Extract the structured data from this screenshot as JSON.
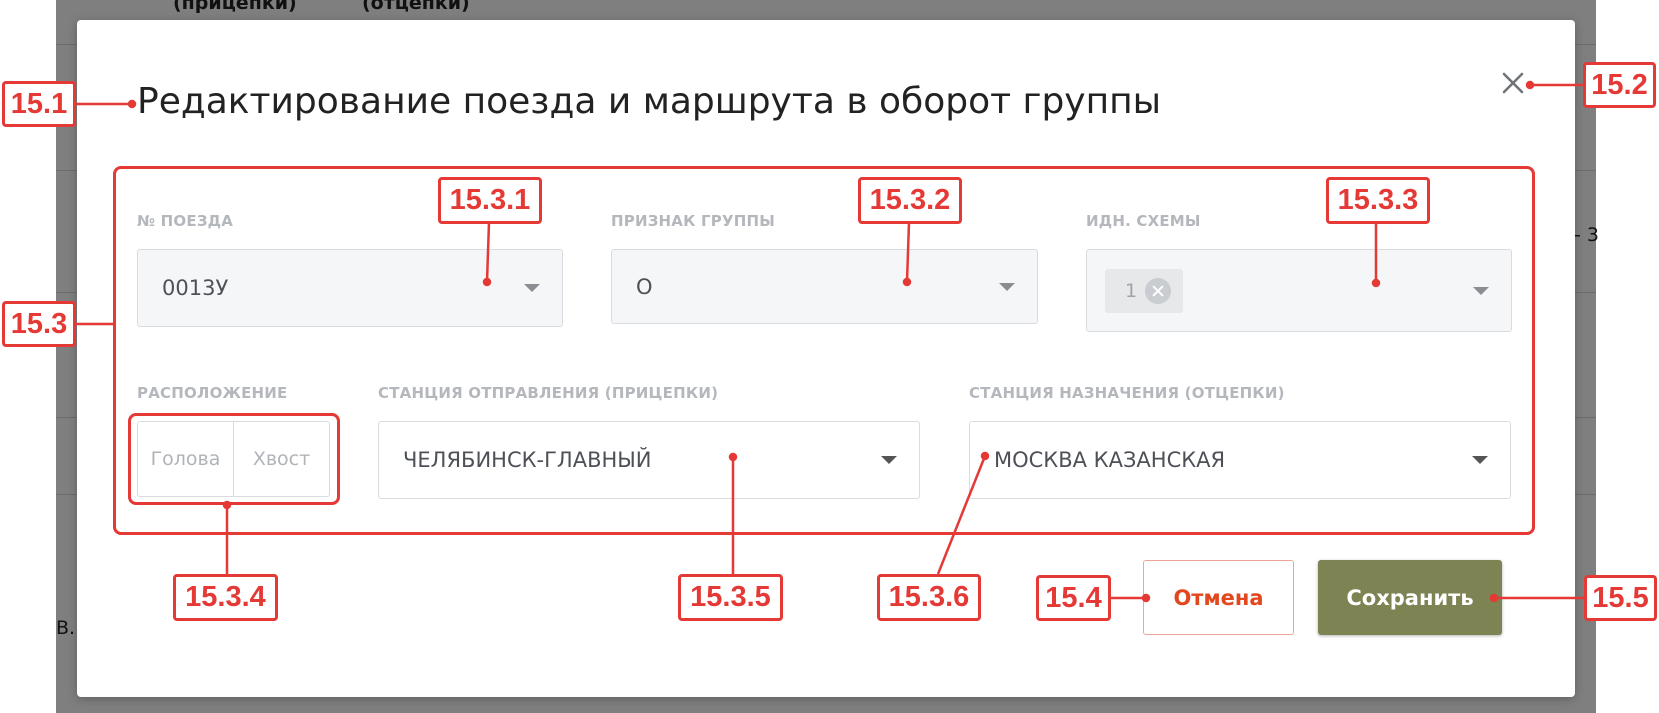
{
  "background": {
    "col_header_1": "(прицепки)",
    "col_header_2": "(отцепки)",
    "side_fragment_right": "- 3",
    "side_fragment_left": "В."
  },
  "modal": {
    "title": "Редактирование поезда и маршрута в оборот группы",
    "close_icon": "close-icon",
    "fields": {
      "train_number": {
        "label": "№ ПОЕЗДА",
        "value": "0013У"
      },
      "group_sign": {
        "label": "ПРИЗНАК ГРУППЫ",
        "value": "О"
      },
      "scheme_id": {
        "label": "ИДН. СХЕМЫ",
        "tag": "1",
        "tag_remove_icon": "remove-tag-icon"
      },
      "position": {
        "label": "РАСПОЛОЖЕНИЕ",
        "options": [
          "Голова",
          "Хвост"
        ]
      },
      "departure_station": {
        "label": "СТАНЦИЯ ОТПРАВЛЕНИЯ (ПРИЦЕПКИ)",
        "value": "ЧЕЛЯБИНСК-ГЛАВНЫЙ"
      },
      "destination_station": {
        "label": "СТАНЦИЯ НАЗНАЧЕНИЯ (ОТЦЕПКИ)",
        "value": "МОСКВА КАЗАНСКАЯ"
      }
    },
    "buttons": {
      "cancel": "Отмена",
      "save": "Сохранить"
    }
  },
  "annotations": {
    "title": "15.1",
    "close": "15.2",
    "form": "15.3",
    "train_number": "15.3.1",
    "group_sign": "15.3.2",
    "scheme_id": "15.3.3",
    "position": "15.3.4",
    "departure_station": "15.3.5",
    "destination_station": "15.3.6",
    "cancel": "15.4",
    "save": "15.5"
  },
  "colors": {
    "annotation": "#e53935",
    "save_button": "#7d8352",
    "cancel_text": "#e2471d",
    "label": "#b4b7bc"
  }
}
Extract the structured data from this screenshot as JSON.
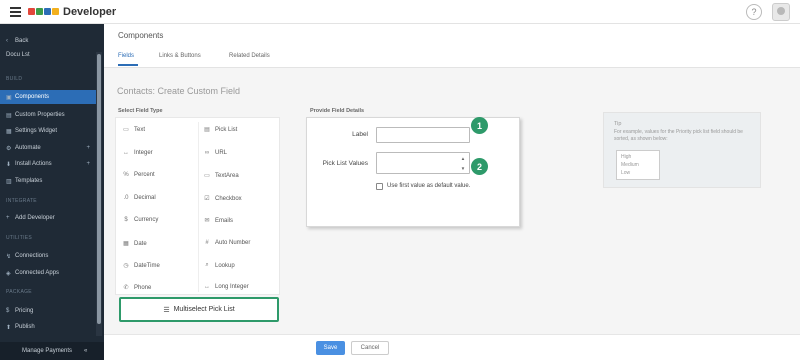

• [What is required]: Will you restate every entry word for word and omit the images?

• [Output for this task]:
Extract the structured data from this screenshot as JSON.
{
  "background": {
    "col_header_1": "(прицепки)",
    "col_header_2": "(отцепки)",
    "side_fragment_right": "- 3",
    "side_fragment_left": "В."
  },
  "modal": {
    "title": "Редактирование поезда и маршрута в оборот группы",
    "close_icon": "close-icon",
    "fields": {
      "train_number": {
        "label": "№ ПОЕЗДА",
        "value": "0013У"
      },
      "group_sign": {
        "label": "ПРИЗНАК ГРУППЫ",
        "value": "О"
      },
      "scheme_id": {
        "label": "ИДН. СХЕМЫ",
        "tag": "1",
        "tag_remove_icon": "remove-tag-icon"
      },
      "position": {
        "label": "РАСПОЛОЖЕНИЕ",
        "options": [
          "Голова",
          "Хвост"
        ]
      },
      "departure_station": {
        "label": "СТАНЦИЯ ОТПРАВЛЕНИЯ (ПРИЦЕПКИ)",
        "value": "ЧЕЛЯБИНСК-ГЛАВНЫЙ"
      },
      "destination_station": {
        "label": "СТАНЦИЯ НАЗНАЧЕНИЯ (ОТЦЕПКИ)",
        "value": "МОСКВА КАЗАНСКАЯ"
      }
    },
    "buttons": {
      "cancel": "Отмена",
      "save": "Сохранить"
    }
  },
  "annotations": {
    "title": "15.1",
    "close": "15.2",
    "form": "15.3",
    "train_number": "15.3.1",
    "group_sign": "15.3.2",
    "scheme_id": "15.3.3",
    "position": "15.3.4",
    "departure_station": "15.3.5",
    "destination_station": "15.3.6",
    "cancel": "15.4",
    "save": "15.5"
  },
  "colors": {
    "annotation": "#e53935",
    "save_button": "#7d8352",
    "cancel_text": "#e2471d",
    "label": "#b4b7bc"
  }
}
Extract the structured data from this screenshot as JSON.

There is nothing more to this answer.